● THE TASK: Each entry below should be written out exactly as it is, with no pictures.

— Begin —

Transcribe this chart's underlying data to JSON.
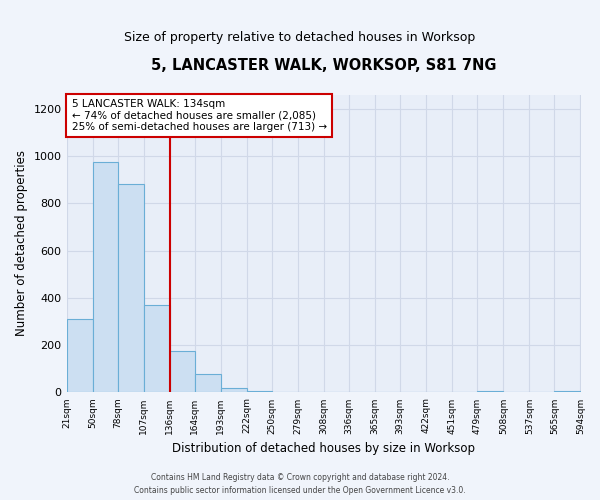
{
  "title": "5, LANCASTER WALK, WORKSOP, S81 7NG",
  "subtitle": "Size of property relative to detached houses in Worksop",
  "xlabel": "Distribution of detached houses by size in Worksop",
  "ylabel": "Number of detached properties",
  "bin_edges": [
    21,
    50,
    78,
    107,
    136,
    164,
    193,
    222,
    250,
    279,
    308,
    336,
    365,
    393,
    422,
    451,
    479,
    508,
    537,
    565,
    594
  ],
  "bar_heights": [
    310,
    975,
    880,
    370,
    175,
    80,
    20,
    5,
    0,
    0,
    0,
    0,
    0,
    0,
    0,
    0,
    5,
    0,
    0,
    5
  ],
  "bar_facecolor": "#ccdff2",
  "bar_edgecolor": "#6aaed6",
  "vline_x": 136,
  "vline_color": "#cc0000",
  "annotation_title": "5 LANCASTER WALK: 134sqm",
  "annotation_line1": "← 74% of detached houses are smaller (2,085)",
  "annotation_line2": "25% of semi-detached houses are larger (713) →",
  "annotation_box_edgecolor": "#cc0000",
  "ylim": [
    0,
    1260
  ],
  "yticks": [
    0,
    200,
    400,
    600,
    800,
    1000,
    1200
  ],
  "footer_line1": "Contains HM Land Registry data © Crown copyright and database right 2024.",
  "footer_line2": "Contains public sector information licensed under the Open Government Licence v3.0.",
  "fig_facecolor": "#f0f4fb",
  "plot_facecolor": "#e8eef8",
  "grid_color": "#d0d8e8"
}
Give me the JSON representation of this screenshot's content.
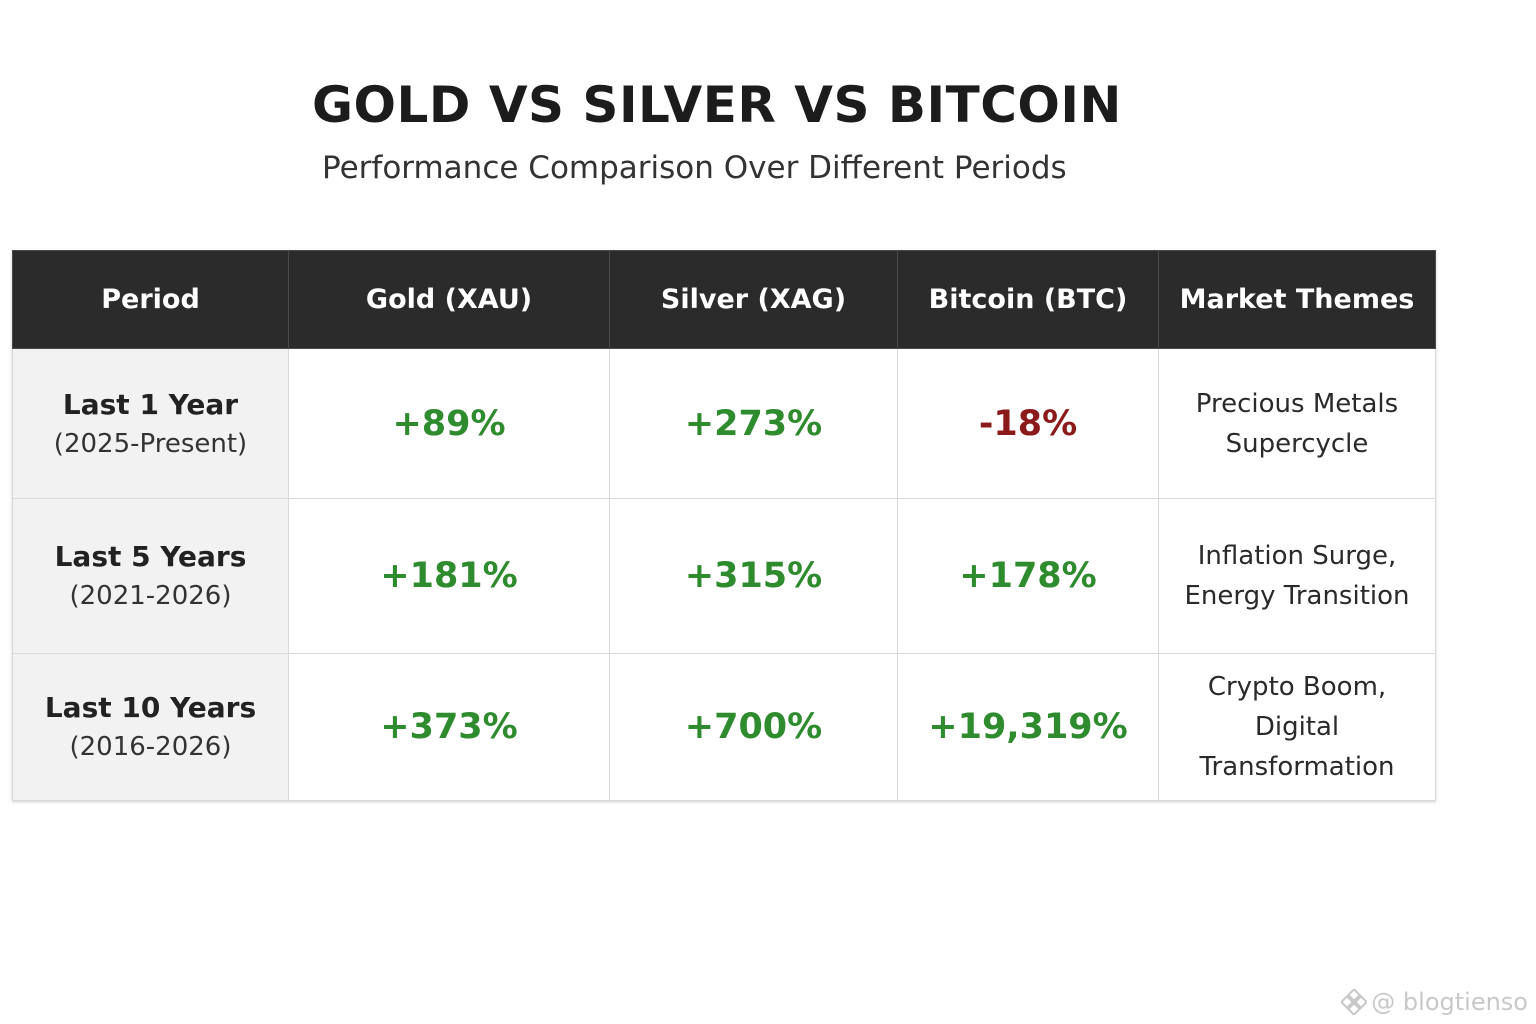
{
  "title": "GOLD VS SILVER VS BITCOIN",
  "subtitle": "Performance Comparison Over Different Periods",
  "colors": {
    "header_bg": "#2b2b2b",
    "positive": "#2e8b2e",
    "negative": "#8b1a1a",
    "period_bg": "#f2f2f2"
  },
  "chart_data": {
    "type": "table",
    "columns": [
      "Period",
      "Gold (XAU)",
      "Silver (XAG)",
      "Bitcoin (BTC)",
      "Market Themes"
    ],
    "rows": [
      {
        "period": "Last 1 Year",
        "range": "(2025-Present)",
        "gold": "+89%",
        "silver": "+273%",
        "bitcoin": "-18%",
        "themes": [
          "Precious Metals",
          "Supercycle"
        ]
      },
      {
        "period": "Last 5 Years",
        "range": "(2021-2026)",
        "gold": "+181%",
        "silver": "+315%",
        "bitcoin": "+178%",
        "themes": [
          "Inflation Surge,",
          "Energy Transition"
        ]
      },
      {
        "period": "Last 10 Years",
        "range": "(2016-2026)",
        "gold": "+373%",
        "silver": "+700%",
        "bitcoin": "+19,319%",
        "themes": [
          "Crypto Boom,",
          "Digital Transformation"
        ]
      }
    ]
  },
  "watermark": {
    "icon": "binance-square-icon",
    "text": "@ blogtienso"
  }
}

— End —

● ANSWER TO THIS EXERCISE:
Transcribe this chart's underlying data to JSON.
{
  "title": "5, LANCASTER WALK, WORKSOP, S81 7NG",
  "subtitle": "Size of property relative to detached houses in Worksop",
  "xlabel": "Distribution of detached houses by size in Worksop",
  "ylabel": "Number of detached properties",
  "bin_edges": [
    21,
    50,
    78,
    107,
    136,
    164,
    193,
    222,
    250,
    279,
    308,
    336,
    365,
    393,
    422,
    451,
    479,
    508,
    537,
    565,
    594
  ],
  "bar_heights": [
    310,
    975,
    880,
    370,
    175,
    80,
    20,
    5,
    0,
    0,
    0,
    0,
    0,
    0,
    0,
    0,
    5,
    0,
    0,
    5
  ],
  "bar_facecolor": "#ccdff2",
  "bar_edgecolor": "#6aaed6",
  "vline_x": 136,
  "vline_color": "#cc0000",
  "annotation_title": "5 LANCASTER WALK: 134sqm",
  "annotation_line1": "← 74% of detached houses are smaller (2,085)",
  "annotation_line2": "25% of semi-detached houses are larger (713) →",
  "annotation_box_edgecolor": "#cc0000",
  "ylim": [
    0,
    1260
  ],
  "yticks": [
    0,
    200,
    400,
    600,
    800,
    1000,
    1200
  ],
  "footer_line1": "Contains HM Land Registry data © Crown copyright and database right 2024.",
  "footer_line2": "Contains public sector information licensed under the Open Government Licence v3.0.",
  "fig_facecolor": "#f0f4fb",
  "plot_facecolor": "#e8eef8",
  "grid_color": "#d0d8e8"
}
Give me the JSON representation of this screenshot's content.
{
  "title": "GOLD VS SILVER VS BITCOIN",
  "subtitle": "Performance Comparison Over Different Periods",
  "colors": {
    "header_bg": "#2b2b2b",
    "positive": "#2e8b2e",
    "negative": "#8b1a1a",
    "period_bg": "#f2f2f2"
  },
  "chart_data": {
    "type": "table",
    "columns": [
      "Period",
      "Gold (XAU)",
      "Silver (XAG)",
      "Bitcoin (BTC)",
      "Market Themes"
    ],
    "rows": [
      {
        "period": "Last 1 Year",
        "range": "(2025-Present)",
        "gold": "+89%",
        "silver": "+273%",
        "bitcoin": "-18%",
        "themes": [
          "Precious Metals",
          "Supercycle"
        ]
      },
      {
        "period": "Last 5 Years",
        "range": "(2021-2026)",
        "gold": "+181%",
        "silver": "+315%",
        "bitcoin": "+178%",
        "themes": [
          "Inflation Surge,",
          "Energy Transition"
        ]
      },
      {
        "period": "Last 10 Years",
        "range": "(2016-2026)",
        "gold": "+373%",
        "silver": "+700%",
        "bitcoin": "+19,319%",
        "themes": [
          "Crypto Boom,",
          "Digital Transformation"
        ]
      }
    ]
  },
  "watermark": {
    "icon": "binance-square-icon",
    "text": "@ blogtienso"
  }
}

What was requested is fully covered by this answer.